### Page

1.  Submit a draft of you literature review.  You must include at least 5 sources.  Be sure to provide sufficient background about you topic so that someone with no experience will be able to read your paper without consulting additional sources.  You should also provide information about how your topic fits into the current literature and how other have assisted in the specification of you model.  You can assume the reader of your review understands econometrics.

2.  Provide a printout of you first regression.

3.  Using the consumption function data.  Determine the marginal effects of income and wealth on consumption.  Are there any problems with the regression?  If you believe there may be a problem, test your hypothesis. 

4.  Building a "Demand-Side" Model for Pork

This is an attempt to bridge the gap between textbook and the classroom and computer. It is a complete exercise that helps you make independent specification decisions and attempts to simulate some of the procedures that you will encounter in your termpaper. Like in your termpaper, I strongly encourage you to:
  1. Look over a portion of the reading list before deciding on your specification.
  2. Try to estimate as few regression runs as possible. There's nothing wrong with looking at only one regression result. 
The dependent variable for the interactive example is the quantity of pork consumed (pounds per person per year) in the United States. The data are quarterly for 1975 through 1984, so there are 40 observations. For each quarter, the dependent variable, CONPK, measures the annual per capita consumption (CON) of pork (PK).

### Stated task 1
Rewrite the assignment from "3.  Using the" to "test your hypothesis.", inclusive, with "wealth" changed to "savings".
### Stated task 2
List every all-capital abbreviation that appears in the assignment.

### Record list
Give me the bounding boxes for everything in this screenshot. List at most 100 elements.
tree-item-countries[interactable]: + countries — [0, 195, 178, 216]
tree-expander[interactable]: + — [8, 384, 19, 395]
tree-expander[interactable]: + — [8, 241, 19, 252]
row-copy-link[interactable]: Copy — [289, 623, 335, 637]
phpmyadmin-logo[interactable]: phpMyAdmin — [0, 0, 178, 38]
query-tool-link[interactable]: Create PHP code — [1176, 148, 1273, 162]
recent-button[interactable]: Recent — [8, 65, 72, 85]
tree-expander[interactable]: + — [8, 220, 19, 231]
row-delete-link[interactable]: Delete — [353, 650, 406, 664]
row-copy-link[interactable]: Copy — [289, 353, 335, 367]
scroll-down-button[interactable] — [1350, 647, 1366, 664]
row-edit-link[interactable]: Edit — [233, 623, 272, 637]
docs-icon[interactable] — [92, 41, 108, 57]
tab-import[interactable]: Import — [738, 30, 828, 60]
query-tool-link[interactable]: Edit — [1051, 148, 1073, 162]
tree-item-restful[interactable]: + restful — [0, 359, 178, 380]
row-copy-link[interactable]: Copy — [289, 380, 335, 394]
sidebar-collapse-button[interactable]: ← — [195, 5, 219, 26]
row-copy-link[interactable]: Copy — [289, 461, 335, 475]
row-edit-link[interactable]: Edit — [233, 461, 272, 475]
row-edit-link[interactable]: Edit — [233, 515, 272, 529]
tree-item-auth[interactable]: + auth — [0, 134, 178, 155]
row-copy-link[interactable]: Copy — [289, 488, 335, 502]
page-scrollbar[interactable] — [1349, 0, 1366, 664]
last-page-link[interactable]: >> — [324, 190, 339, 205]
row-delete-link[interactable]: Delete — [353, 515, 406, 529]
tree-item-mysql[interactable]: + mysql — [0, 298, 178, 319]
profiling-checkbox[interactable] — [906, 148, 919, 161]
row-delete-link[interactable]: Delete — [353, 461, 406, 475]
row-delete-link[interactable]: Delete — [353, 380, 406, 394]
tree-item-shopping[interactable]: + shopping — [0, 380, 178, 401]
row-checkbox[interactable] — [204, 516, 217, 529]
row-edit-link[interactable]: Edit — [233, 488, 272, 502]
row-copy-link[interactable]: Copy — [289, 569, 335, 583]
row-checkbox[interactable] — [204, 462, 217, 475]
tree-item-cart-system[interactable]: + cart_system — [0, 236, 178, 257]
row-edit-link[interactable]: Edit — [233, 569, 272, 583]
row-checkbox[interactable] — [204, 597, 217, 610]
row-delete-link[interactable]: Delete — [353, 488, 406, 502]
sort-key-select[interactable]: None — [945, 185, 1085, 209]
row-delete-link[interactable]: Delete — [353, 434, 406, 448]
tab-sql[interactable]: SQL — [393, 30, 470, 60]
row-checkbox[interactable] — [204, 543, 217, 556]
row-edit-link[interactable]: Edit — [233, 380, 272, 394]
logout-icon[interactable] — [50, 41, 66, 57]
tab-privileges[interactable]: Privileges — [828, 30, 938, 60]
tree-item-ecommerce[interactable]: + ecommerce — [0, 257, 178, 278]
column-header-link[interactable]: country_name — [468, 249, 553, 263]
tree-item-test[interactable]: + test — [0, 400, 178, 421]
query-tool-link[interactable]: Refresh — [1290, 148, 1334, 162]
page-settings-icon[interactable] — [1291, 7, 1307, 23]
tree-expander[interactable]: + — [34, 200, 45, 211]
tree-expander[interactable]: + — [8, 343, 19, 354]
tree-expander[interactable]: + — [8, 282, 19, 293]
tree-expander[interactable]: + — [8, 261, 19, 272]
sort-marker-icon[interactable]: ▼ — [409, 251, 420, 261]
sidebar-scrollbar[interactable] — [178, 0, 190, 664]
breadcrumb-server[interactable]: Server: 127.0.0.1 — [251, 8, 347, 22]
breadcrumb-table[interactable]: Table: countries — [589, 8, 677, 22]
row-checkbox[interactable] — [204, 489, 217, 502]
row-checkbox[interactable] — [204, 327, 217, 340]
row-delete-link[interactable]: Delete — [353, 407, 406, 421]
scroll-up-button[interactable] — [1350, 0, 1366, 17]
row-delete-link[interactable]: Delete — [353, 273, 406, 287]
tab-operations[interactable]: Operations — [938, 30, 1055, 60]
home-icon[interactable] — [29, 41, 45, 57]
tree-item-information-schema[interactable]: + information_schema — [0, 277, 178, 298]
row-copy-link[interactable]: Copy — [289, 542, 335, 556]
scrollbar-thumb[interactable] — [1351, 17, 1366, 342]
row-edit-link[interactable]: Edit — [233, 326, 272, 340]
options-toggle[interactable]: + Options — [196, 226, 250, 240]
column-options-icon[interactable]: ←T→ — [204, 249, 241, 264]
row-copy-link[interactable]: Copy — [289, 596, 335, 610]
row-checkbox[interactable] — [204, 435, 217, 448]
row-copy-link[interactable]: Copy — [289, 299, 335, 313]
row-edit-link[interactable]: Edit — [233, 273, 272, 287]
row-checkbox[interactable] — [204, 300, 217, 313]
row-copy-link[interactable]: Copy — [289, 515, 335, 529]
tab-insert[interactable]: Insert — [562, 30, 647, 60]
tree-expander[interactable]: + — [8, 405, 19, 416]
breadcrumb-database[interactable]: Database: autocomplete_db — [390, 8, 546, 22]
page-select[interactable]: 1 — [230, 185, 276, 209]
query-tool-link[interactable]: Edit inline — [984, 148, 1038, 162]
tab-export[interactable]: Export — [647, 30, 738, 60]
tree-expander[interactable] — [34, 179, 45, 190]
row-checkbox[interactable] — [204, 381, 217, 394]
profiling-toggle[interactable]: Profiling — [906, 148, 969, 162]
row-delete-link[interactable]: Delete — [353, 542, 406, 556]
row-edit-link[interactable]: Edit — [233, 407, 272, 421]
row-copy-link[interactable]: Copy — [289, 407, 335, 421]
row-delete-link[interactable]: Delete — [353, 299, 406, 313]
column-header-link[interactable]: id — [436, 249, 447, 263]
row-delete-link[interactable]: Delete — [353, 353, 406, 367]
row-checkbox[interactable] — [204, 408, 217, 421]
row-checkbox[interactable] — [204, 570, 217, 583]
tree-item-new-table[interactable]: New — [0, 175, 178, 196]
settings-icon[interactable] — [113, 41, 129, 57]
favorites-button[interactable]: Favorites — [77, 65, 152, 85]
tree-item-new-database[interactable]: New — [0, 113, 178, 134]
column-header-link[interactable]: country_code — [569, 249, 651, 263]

### Written answer 1
3.  Using the consumption function data.  Determine the marginal effects of income and savings on consumption.  Are there any problems with the regression?  If you believe there may be a problem, test your hypothesis.

### Written answer 2
CONPK, CON, PK